## AIM OF THE EXERCISE
Output all of the data below exactly as given.
_ _ _ _ _ _ _
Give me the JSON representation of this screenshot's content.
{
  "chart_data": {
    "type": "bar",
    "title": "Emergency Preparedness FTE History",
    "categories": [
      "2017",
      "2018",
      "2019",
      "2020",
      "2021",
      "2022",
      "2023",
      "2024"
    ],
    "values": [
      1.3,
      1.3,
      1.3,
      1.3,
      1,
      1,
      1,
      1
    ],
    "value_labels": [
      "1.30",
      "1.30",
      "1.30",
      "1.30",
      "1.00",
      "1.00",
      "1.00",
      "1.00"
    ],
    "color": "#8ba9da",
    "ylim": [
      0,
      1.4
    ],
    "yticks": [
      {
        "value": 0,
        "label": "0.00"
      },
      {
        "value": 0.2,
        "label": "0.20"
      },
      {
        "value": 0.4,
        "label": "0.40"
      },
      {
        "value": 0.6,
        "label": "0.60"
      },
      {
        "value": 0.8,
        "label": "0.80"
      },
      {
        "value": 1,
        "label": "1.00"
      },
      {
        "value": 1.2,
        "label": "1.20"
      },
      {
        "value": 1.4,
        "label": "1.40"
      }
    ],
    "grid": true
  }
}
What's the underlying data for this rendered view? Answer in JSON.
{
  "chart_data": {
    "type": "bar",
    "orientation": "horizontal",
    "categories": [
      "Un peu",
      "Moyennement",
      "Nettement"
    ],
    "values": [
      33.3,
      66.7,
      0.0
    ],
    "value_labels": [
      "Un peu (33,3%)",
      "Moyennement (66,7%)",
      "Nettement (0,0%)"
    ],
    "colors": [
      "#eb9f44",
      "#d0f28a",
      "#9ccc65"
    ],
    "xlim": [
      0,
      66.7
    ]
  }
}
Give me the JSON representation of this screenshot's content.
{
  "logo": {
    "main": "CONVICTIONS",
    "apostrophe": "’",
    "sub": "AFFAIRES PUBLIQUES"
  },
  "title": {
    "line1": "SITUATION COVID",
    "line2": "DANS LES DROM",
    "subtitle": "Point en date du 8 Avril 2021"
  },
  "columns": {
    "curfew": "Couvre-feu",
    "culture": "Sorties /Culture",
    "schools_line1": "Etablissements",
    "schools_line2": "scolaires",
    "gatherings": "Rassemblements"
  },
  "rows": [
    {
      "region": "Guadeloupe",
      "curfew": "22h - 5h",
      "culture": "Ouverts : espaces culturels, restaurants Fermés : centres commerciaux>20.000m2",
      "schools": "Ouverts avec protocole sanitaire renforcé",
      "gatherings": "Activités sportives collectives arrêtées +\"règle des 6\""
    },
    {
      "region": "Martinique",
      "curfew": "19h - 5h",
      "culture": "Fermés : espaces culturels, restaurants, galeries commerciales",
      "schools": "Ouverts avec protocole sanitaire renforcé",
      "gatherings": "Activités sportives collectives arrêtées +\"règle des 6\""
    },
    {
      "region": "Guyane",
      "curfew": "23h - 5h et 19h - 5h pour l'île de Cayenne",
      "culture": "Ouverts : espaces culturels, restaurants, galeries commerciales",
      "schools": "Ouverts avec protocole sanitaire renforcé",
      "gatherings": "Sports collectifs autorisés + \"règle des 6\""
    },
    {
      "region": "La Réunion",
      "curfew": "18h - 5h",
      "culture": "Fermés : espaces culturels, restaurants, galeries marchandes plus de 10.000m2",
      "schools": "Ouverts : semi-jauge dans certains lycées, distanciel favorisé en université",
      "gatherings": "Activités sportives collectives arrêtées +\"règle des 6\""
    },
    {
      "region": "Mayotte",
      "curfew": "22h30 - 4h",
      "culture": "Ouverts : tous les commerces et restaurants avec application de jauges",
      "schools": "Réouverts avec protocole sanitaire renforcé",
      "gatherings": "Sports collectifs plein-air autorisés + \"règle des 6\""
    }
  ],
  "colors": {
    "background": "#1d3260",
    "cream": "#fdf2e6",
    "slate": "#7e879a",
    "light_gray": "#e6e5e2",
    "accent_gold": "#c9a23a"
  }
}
_ _ _ _ _ _ _
## RESULT BELOW
Give me the JSON representation of this screenshot's content.
{
  "chart_data": {
    "type": "bar",
    "title": "Emergency Preparedness FTE History",
    "categories": [
      "2017",
      "2018",
      "2019",
      "2020",
      "2021",
      "2022",
      "2023",
      "2024"
    ],
    "values": [
      1.3,
      1.3,
      1.3,
      1.3,
      1,
      1,
      1,
      1
    ],
    "value_labels": [
      "1.30",
      "1.30",
      "1.30",
      "1.30",
      "1.00",
      "1.00",
      "1.00",
      "1.00"
    ],
    "color": "#8ba9da",
    "ylim": [
      0,
      1.4
    ],
    "yticks": [
      {
        "value": 0,
        "label": "0.00"
      },
      {
        "value": 0.2,
        "label": "0.20"
      },
      {
        "value": 0.4,
        "label": "0.40"
      },
      {
        "value": 0.6,
        "label": "0.60"
      },
      {
        "value": 0.8,
        "label": "0.80"
      },
      {
        "value": 1,
        "label": "1.00"
      },
      {
        "value": 1.2,
        "label": "1.20"
      },
      {
        "value": 1.4,
        "label": "1.40"
      }
    ],
    "grid": true
  }
}
What's the underlying data for this rendered view? Answer in JSON.
{
  "chart_data": {
    "type": "bar",
    "orientation": "horizontal",
    "categories": [
      "Un peu",
      "Moyennement",
      "Nettement"
    ],
    "values": [
      33.3,
      66.7,
      0.0
    ],
    "value_labels": [
      "Un peu (33,3%)",
      "Moyennement (66,7%)",
      "Nettement (0,0%)"
    ],
    "colors": [
      "#eb9f44",
      "#d0f28a",
      "#9ccc65"
    ],
    "xlim": [
      0,
      66.7
    ]
  }
}
Give me the JSON representation of this screenshot's content.
{
  "logo": {
    "main": "CONVICTIONS",
    "apostrophe": "’",
    "sub": "AFFAIRES PUBLIQUES"
  },
  "title": {
    "line1": "SITUATION COVID",
    "line2": "DANS LES DROM",
    "subtitle": "Point en date du 8 Avril 2021"
  },
  "columns": {
    "curfew": "Couvre-feu",
    "culture": "Sorties /Culture",
    "schools_line1": "Etablissements",
    "schools_line2": "scolaires",
    "gatherings": "Rassemblements"
  },
  "rows": [
    {
      "region": "Guadeloupe",
      "curfew": "22h - 5h",
      "culture": "Ouverts : espaces culturels, restaurants Fermés : centres commerciaux>20.000m2",
      "schools": "Ouverts avec protocole sanitaire renforcé",
      "gatherings": "Activités sportives collectives arrêtées +\"règle des 6\""
    },
    {
      "region": "Martinique",
      "curfew": "19h - 5h",
      "culture": "Fermés : espaces culturels, restaurants, galeries commerciales",
      "schools": "Ouverts avec protocole sanitaire renforcé",
      "gatherings": "Activités sportives collectives arrêtées +\"règle des 6\""
    },
    {
      "region": "Guyane",
      "curfew": "23h - 5h et 19h - 5h pour l'île de Cayenne",
      "culture": "Ouverts : espaces culturels, restaurants, galeries commerciales",
      "schools": "Ouverts avec protocole sanitaire renforcé",
      "gatherings": "Sports collectifs autorisés + \"règle des 6\""
    },
    {
      "region": "La Réunion",
      "curfew": "18h - 5h",
      "culture": "Fermés : espaces culturels, restaurants, galeries marchandes plus de 10.000m2",
      "schools": "Ouverts : semi-jauge dans certains lycées, distanciel favorisé en université",
      "gatherings": "Activités sportives collectives arrêtées +\"règle des 6\""
    },
    {
      "region": "Mayotte",
      "curfew": "22h30 - 4h",
      "culture": "Ouverts : tous les commerces et restaurants avec application de jauges",
      "schools": "Réouverts avec protocole sanitaire renforcé",
      "gatherings": "Sports collectifs plein-air autorisés + \"règle des 6\""
    }
  ],
  "colors": {
    "background": "#1d3260",
    "cream": "#fdf2e6",
    "slate": "#7e879a",
    "light_gray": "#e6e5e2",
    "accent_gold": "#c9a23a"
  }
}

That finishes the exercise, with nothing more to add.